-- start of Data shown --

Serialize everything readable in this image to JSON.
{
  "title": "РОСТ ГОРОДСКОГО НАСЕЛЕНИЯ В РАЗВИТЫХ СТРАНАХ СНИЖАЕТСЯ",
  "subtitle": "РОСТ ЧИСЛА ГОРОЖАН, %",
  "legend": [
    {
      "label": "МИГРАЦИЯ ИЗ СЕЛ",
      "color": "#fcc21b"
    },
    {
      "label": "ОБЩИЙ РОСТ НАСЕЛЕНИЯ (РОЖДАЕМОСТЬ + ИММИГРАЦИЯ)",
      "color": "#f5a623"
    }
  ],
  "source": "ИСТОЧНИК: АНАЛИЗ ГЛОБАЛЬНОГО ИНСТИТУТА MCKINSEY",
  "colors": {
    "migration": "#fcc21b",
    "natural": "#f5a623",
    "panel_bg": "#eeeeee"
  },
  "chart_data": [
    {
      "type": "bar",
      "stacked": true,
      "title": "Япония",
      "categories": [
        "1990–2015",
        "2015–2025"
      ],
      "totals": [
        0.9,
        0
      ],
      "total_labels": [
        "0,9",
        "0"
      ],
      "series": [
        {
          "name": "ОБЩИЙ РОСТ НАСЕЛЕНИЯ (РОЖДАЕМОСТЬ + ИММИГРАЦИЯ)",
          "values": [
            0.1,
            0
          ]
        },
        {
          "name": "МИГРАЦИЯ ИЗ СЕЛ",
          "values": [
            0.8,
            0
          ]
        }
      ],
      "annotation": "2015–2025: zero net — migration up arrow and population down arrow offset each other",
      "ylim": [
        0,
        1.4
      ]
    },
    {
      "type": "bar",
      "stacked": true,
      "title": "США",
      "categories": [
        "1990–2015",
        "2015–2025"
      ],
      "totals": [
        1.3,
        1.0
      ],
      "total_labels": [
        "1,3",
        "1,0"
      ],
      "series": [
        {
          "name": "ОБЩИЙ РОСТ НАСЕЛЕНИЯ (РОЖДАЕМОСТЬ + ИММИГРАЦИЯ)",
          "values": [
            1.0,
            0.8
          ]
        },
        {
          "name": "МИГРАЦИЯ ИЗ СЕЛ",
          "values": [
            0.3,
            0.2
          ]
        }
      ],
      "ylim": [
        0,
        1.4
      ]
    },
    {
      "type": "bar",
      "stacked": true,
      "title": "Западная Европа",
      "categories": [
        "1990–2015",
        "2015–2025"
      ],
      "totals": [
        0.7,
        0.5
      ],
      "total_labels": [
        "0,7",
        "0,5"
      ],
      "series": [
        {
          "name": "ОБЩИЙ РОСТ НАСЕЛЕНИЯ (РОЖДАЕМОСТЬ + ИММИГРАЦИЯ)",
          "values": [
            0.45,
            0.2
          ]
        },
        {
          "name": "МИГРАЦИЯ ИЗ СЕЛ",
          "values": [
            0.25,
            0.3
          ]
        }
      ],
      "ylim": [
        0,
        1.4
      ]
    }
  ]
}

-- end of Data shown --

Instructions for the task: Reproduce all data above, unchanged.

Solution for this problem:
Serialize everything readable in this image to JSON.
{
  "title": "РОСТ ГОРОДСКОГО НАСЕЛЕНИЯ В РАЗВИТЫХ СТРАНАХ СНИЖАЕТСЯ",
  "subtitle": "РОСТ ЧИСЛА ГОРОЖАН, %",
  "legend": [
    {
      "label": "МИГРАЦИЯ ИЗ СЕЛ",
      "color": "#fcc21b"
    },
    {
      "label": "ОБЩИЙ РОСТ НАСЕЛЕНИЯ (РОЖДАЕМОСТЬ + ИММИГРАЦИЯ)",
      "color": "#f5a623"
    }
  ],
  "source": "ИСТОЧНИК: АНАЛИЗ ГЛОБАЛЬНОГО ИНСТИТУТА MCKINSEY",
  "colors": {
    "migration": "#fcc21b",
    "natural": "#f5a623",
    "panel_bg": "#eeeeee"
  },
  "chart_data": [
    {
      "type": "bar",
      "stacked": true,
      "title": "Япония",
      "categories": [
        "1990–2015",
        "2015–2025"
      ],
      "totals": [
        0.9,
        0
      ],
      "total_labels": [
        "0,9",
        "0"
      ],
      "series": [
        {
          "name": "ОБЩИЙ РОСТ НАСЕЛЕНИЯ (РОЖДАЕМОСТЬ + ИММИГРАЦИЯ)",
          "values": [
            0.1,
            0
          ]
        },
        {
          "name": "МИГРАЦИЯ ИЗ СЕЛ",
          "values": [
            0.8,
            0
          ]
        }
      ],
      "annotation": "2015–2025: zero net — migration up arrow and population down arrow offset each other",
      "ylim": [
        0,
        1.4
      ]
    },
    {
      "type": "bar",
      "stacked": true,
      "title": "США",
      "categories": [
        "1990–2015",
        "2015–2025"
      ],
      "totals": [
        1.3,
        1.0
      ],
      "total_labels": [
        "1,3",
        "1,0"
      ],
      "series": [
        {
          "name": "ОБЩИЙ РОСТ НАСЕЛЕНИЯ (РОЖДАЕМОСТЬ + ИММИГРАЦИЯ)",
          "values": [
            1.0,
            0.8
          ]
        },
        {
          "name": "МИГРАЦИЯ ИЗ СЕЛ",
          "values": [
            0.3,
            0.2
          ]
        }
      ],
      "ylim": [
        0,
        1.4
      ]
    },
    {
      "type": "bar",
      "stacked": true,
      "title": "Западная Европа",
      "categories": [
        "1990–2015",
        "2015–2025"
      ],
      "totals": [
        0.7,
        0.5
      ],
      "total_labels": [
        "0,7",
        "0,5"
      ],
      "series": [
        {
          "name": "ОБЩИЙ РОСТ НАСЕЛЕНИЯ (РОЖДАЕМОСТЬ + ИММИГРАЦИЯ)",
          "values": [
            0.45,
            0.2
          ]
        },
        {
          "name": "МИГРАЦИЯ ИЗ СЕЛ",
          "values": [
            0.25,
            0.3
          ]
        }
      ],
      "ylim": [
        0,
        1.4
      ]
    }
  ]
}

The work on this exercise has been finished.